**What to do**: Track down the lines that contain "étape" and copy them.

**Dataset extract**:
+ + +

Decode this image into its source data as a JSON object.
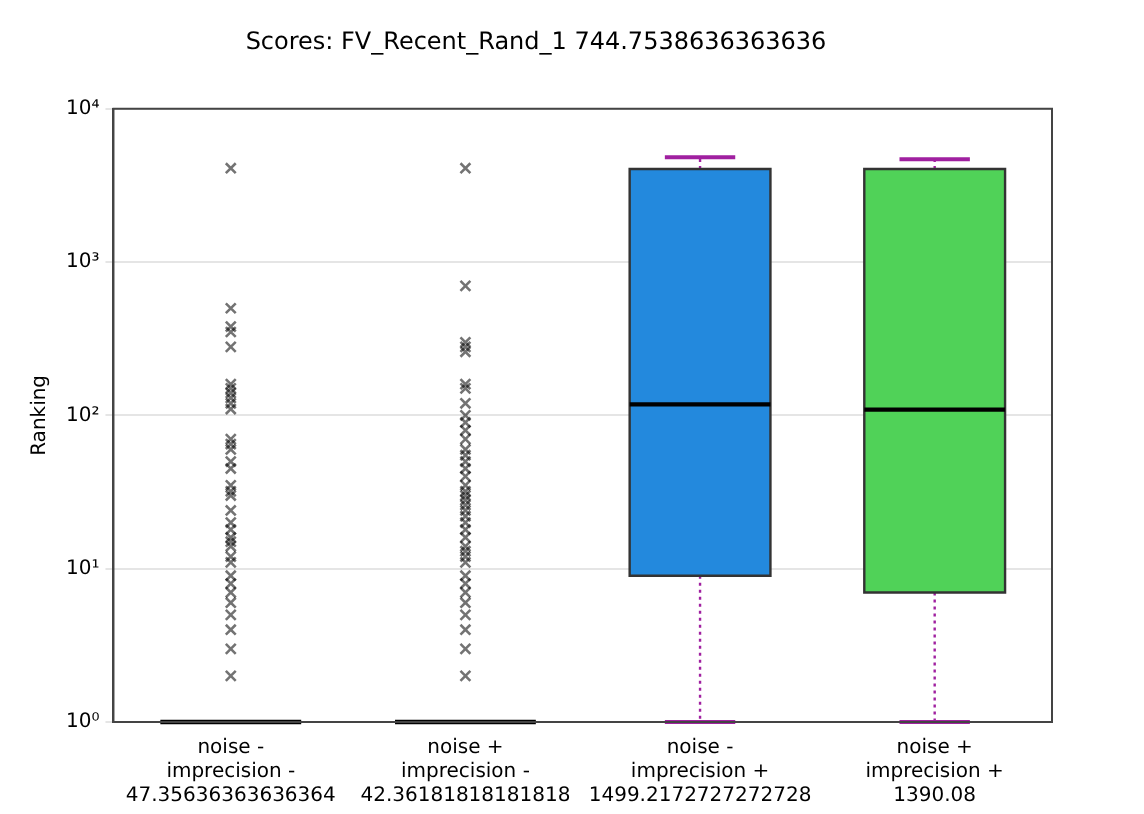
{
  "chart_data": {
    "type": "box",
    "title": "Scores: FV_Recent_Rand_1 744.7538636363636",
    "ylabel": "Ranking",
    "categories": [
      "noise -\nimprecision -\n47.35636363636364",
      "noise +\nimprecision -\n42.36181818181818",
      "noise -\nimprecision +\n1499.2172727272728",
      "noise +\nimprecision +\n1390.08"
    ],
    "colors": [
      "#000000",
      "#000000",
      "#2389dd",
      "#50d258"
    ],
    "boxes": [
      {
        "low": 1,
        "q1": 1,
        "median": 1,
        "q3": 1,
        "high": 1,
        "outliers": [
          4100,
          500,
          380,
          350,
          280,
          160,
          150,
          140,
          130,
          120,
          110,
          70,
          65,
          60,
          50,
          45,
          35,
          32,
          30,
          24,
          20,
          18,
          16,
          15,
          14,
          12,
          11,
          9,
          8,
          7,
          6,
          5,
          4,
          3,
          2
        ]
      },
      {
        "low": 1,
        "q1": 1,
        "median": 1,
        "q3": 1,
        "high": 1,
        "outliers": [
          4100,
          700,
          300,
          280,
          260,
          160,
          150,
          120,
          100,
          90,
          80,
          70,
          60,
          55,
          50,
          45,
          40,
          35,
          32,
          30,
          28,
          26,
          24,
          22,
          20,
          18,
          16,
          14,
          13,
          12,
          11,
          9,
          8,
          7,
          6,
          5,
          4,
          3,
          2
        ]
      },
      {
        "low": 1,
        "q1": 9,
        "median": 118,
        "q3": 4050,
        "high": 4830
      },
      {
        "low": 1,
        "q1": 7,
        "median": 109,
        "q3": 4050,
        "high": 4690
      }
    ],
    "log": true,
    "ylim": [
      1,
      10000
    ],
    "yticks": [
      {
        "value": 1,
        "label": "10⁰"
      },
      {
        "value": 10,
        "label": "10¹"
      },
      {
        "value": 100,
        "label": "10²"
      },
      {
        "value": 1000,
        "label": "10³"
      },
      {
        "value": 10000,
        "label": "10⁴"
      }
    ],
    "grid": "y",
    "marker": "cross",
    "legend": false
  }
}
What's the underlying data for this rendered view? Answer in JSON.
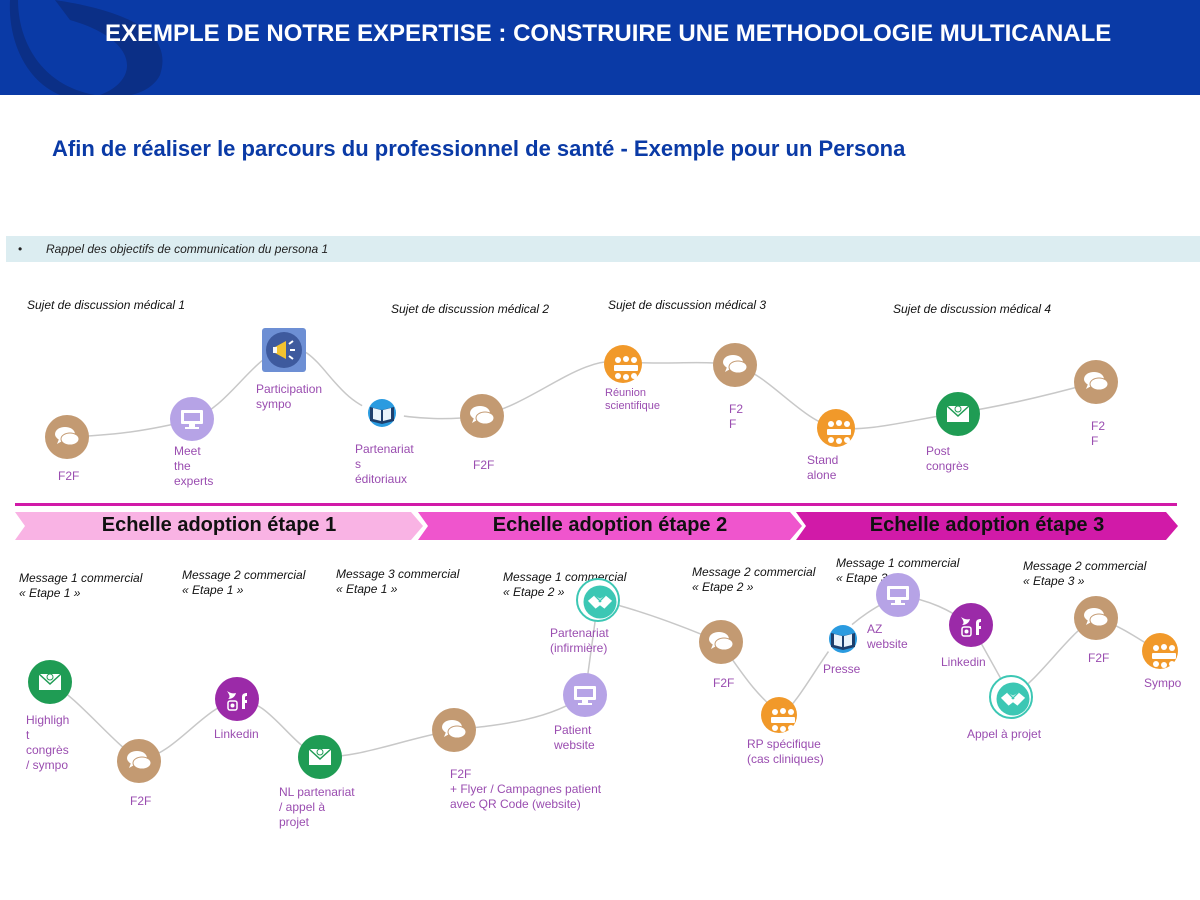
{
  "header": {
    "title": "EXEMPLE DE NOTRE EXPERTISE : CONSTRUIRE UNE METHODOLOGIE MULTICANALE"
  },
  "subtitle": "Afin de réaliser le parcours du professionnel de santé - Exemple pour un Persona",
  "banner": {
    "bullet": "•",
    "text": "Rappel des objectifs de communication du persona 1"
  },
  "colors": {
    "header_blue": "#0a3aa6",
    "f2f_brown": "#c39a72",
    "screen_lavender": "#b6a3e6",
    "email_green": "#1f9c54",
    "social_purple": "#9b2aa8",
    "meeting_orange": "#f1992a",
    "handshake_teal": "#3cc7b4",
    "stage1": "#f9b3e4",
    "stage2": "#ef55cd",
    "stage3": "#d11aa8"
  },
  "top_topics": [
    "Sujet de discussion médical 1",
    "Sujet de discussion médical 2",
    "Sujet de discussion médical 3",
    "Sujet de discussion médical 4"
  ],
  "top_nodes": [
    {
      "icon": "chat-icon",
      "label": "F2F"
    },
    {
      "icon": "monitor-icon",
      "label": "Meet\nthe\nexperts"
    },
    {
      "icon": "megaphone-icon",
      "label": "Participation\nsympo"
    },
    {
      "icon": "book-icon",
      "label": "Partenariat\ns\néditoriaux"
    },
    {
      "icon": "chat-icon",
      "label": "F2F"
    },
    {
      "icon": "meeting-icon",
      "label": "Réunion\nscientifique"
    },
    {
      "icon": "chat-icon",
      "label": "F2\nF"
    },
    {
      "icon": "meeting-icon",
      "label": "Stand\nalone"
    },
    {
      "icon": "email-icon",
      "label": "Post\ncongrès"
    },
    {
      "icon": "chat-icon",
      "label": "F2\nF"
    }
  ],
  "stages": [
    "Echelle adoption étape 1",
    "Echelle adoption étape 2",
    "Echelle adoption étape 3"
  ],
  "bottom_messages": [
    "Message 1 commercial\n« Etape 1 »",
    "Message 2 commercial\n« Etape 1 »",
    "Message 3 commercial\n« Etape 1 »",
    "Message 1 commercial\n« Etape 2 »",
    "Message 2 commercial\n« Etape 2 »",
    "Message 1 commercial\n« Etape 3 »",
    "Message 2 commercial\n« Etape 3 »"
  ],
  "bottom_nodes": [
    {
      "icon": "email-icon",
      "label": "Highligh\nt\ncongrès\n/ sympo"
    },
    {
      "icon": "chat-icon",
      "label": "F2F"
    },
    {
      "icon": "social-icon",
      "label": "Linkedin"
    },
    {
      "icon": "email-icon",
      "label": "NL partenariat\n/ appel à\nprojet"
    },
    {
      "icon": "chat-icon",
      "label": "F2F\n+ Flyer / Campagnes patient\navec QR Code (website)"
    },
    {
      "icon": "handshake-icon",
      "label": "Partenariat\n(infirmière)"
    },
    {
      "icon": "monitor-icon",
      "label": "Patient\nwebsite"
    },
    {
      "icon": "chat-icon",
      "label": "F2F"
    },
    {
      "icon": "meeting-icon",
      "label": "RP spécifique\n(cas cliniques)"
    },
    {
      "icon": "book-icon",
      "label": "Presse"
    },
    {
      "icon": "monitor-icon",
      "label": "AZ\nwebsite"
    },
    {
      "icon": "social-icon",
      "label": "Linkedin"
    },
    {
      "icon": "handshake-icon",
      "label": "Appel à projet"
    },
    {
      "icon": "chat-icon",
      "label": "F2F"
    },
    {
      "icon": "meeting-icon",
      "label": "Sympo"
    }
  ]
}
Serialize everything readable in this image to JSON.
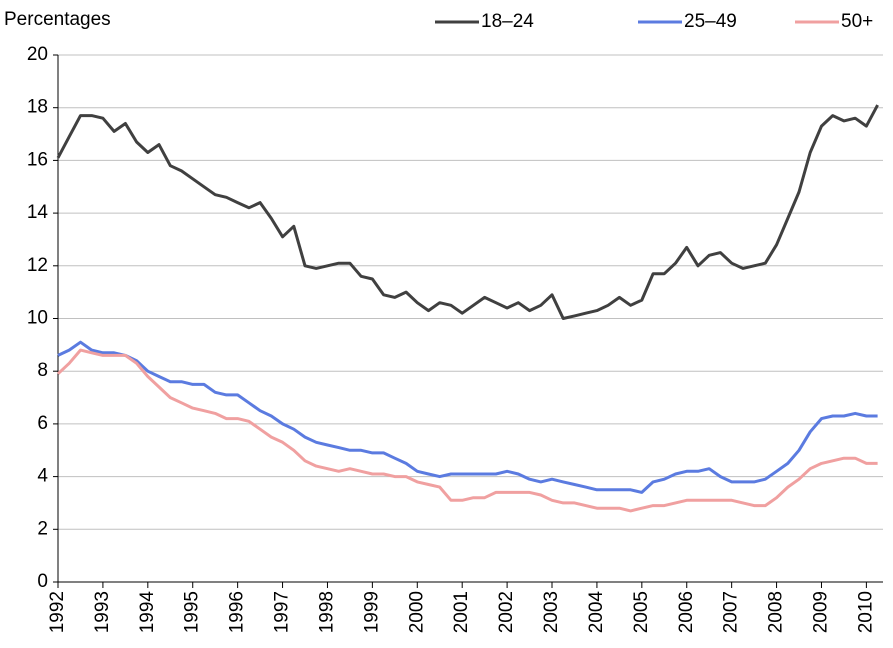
{
  "chart_data": {
    "type": "line",
    "y_label": "Percentages",
    "x": [
      1992,
      1992.25,
      1992.5,
      1992.75,
      1993,
      1993.25,
      1993.5,
      1993.75,
      1994,
      1994.25,
      1994.5,
      1994.75,
      1995,
      1995.25,
      1995.5,
      1995.75,
      1996,
      1996.25,
      1996.5,
      1996.75,
      1997,
      1997.25,
      1997.5,
      1997.75,
      1998,
      1998.25,
      1998.5,
      1998.75,
      1999,
      1999.25,
      1999.5,
      1999.75,
      2000,
      2000.25,
      2000.5,
      2000.75,
      2001,
      2001.25,
      2001.5,
      2001.75,
      2002,
      2002.25,
      2002.5,
      2002.75,
      2003,
      2003.25,
      2003.5,
      2003.75,
      2004,
      2004.25,
      2004.5,
      2004.75,
      2005,
      2005.25,
      2005.5,
      2005.75,
      2006,
      2006.25,
      2006.5,
      2006.75,
      2007,
      2007.25,
      2007.5,
      2007.75,
      2008,
      2008.25,
      2008.5,
      2008.75,
      2009,
      2009.25,
      2009.5,
      2009.75,
      2010,
      2010.25
    ],
    "series": [
      {
        "name": "18–24",
        "color": "#404040",
        "values": [
          16.1,
          16.9,
          17.7,
          17.7,
          17.6,
          17.1,
          17.4,
          16.7,
          16.3,
          16.6,
          15.8,
          15.6,
          15.3,
          15.0,
          14.7,
          14.6,
          14.4,
          14.2,
          14.4,
          13.8,
          13.1,
          13.5,
          12.0,
          11.9,
          12.0,
          12.1,
          12.1,
          11.6,
          11.5,
          10.9,
          10.8,
          11.0,
          10.6,
          10.3,
          10.6,
          10.5,
          10.2,
          10.5,
          10.8,
          10.6,
          10.4,
          10.6,
          10.3,
          10.5,
          10.9,
          10.0,
          10.1,
          10.2,
          10.3,
          10.5,
          10.8,
          10.5,
          10.7,
          11.7,
          11.7,
          12.1,
          12.7,
          12.0,
          12.4,
          12.5,
          12.1,
          11.9,
          12.0,
          12.1,
          12.8,
          13.8,
          14.8,
          16.3,
          17.3,
          17.7,
          17.5,
          17.6,
          17.3,
          18.1
        ]
      },
      {
        "name": "25–49",
        "color": "#5b7be0",
        "values": [
          8.6,
          8.8,
          9.1,
          8.8,
          8.7,
          8.7,
          8.6,
          8.4,
          8.0,
          7.8,
          7.6,
          7.6,
          7.5,
          7.5,
          7.2,
          7.1,
          7.1,
          6.8,
          6.5,
          6.3,
          6.0,
          5.8,
          5.5,
          5.3,
          5.2,
          5.1,
          5.0,
          5.0,
          4.9,
          4.9,
          4.7,
          4.5,
          4.2,
          4.1,
          4.0,
          4.1,
          4.1,
          4.1,
          4.1,
          4.1,
          4.2,
          4.1,
          3.9,
          3.8,
          3.9,
          3.8,
          3.7,
          3.6,
          3.5,
          3.5,
          3.5,
          3.5,
          3.4,
          3.8,
          3.9,
          4.1,
          4.2,
          4.2,
          4.3,
          4.0,
          3.8,
          3.8,
          3.8,
          3.9,
          4.2,
          4.5,
          5.0,
          5.7,
          6.2,
          6.3,
          6.3,
          6.4,
          6.3,
          6.3
        ]
      },
      {
        "name": "50+",
        "color": "#f0a0a0",
        "values": [
          7.9,
          8.3,
          8.8,
          8.7,
          8.6,
          8.6,
          8.6,
          8.3,
          7.8,
          7.4,
          7.0,
          6.8,
          6.6,
          6.5,
          6.4,
          6.2,
          6.2,
          6.1,
          5.8,
          5.5,
          5.3,
          5.0,
          4.6,
          4.4,
          4.3,
          4.2,
          4.3,
          4.2,
          4.1,
          4.1,
          4.0,
          4.0,
          3.8,
          3.7,
          3.6,
          3.1,
          3.1,
          3.2,
          3.2,
          3.4,
          3.4,
          3.4,
          3.4,
          3.3,
          3.1,
          3.0,
          3.0,
          2.9,
          2.8,
          2.8,
          2.8,
          2.7,
          2.8,
          2.9,
          2.9,
          3.0,
          3.1,
          3.1,
          3.1,
          3.1,
          3.1,
          3.0,
          2.9,
          2.9,
          3.2,
          3.6,
          3.9,
          4.3,
          4.5,
          4.6,
          4.7,
          4.7,
          4.5,
          4.5
        ]
      }
    ],
    "xlim": [
      1992,
      2010.37
    ],
    "xticks": [
      1992,
      1993,
      1994,
      1995,
      1996,
      1997,
      1998,
      1999,
      2000,
      2001,
      2002,
      2003,
      2004,
      2005,
      2006,
      2007,
      2008,
      2009,
      2010
    ],
    "ylim": [
      0,
      20
    ],
    "yticks": [
      0,
      2,
      4,
      6,
      8,
      10,
      12,
      14,
      16,
      18,
      20
    ],
    "grid": true,
    "legend": "top-right"
  }
}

+ + +

**Response**:
    "Echelle adoption étape 1",
    "Echelle adoption étape 2",
    "Echelle adoption étape 3"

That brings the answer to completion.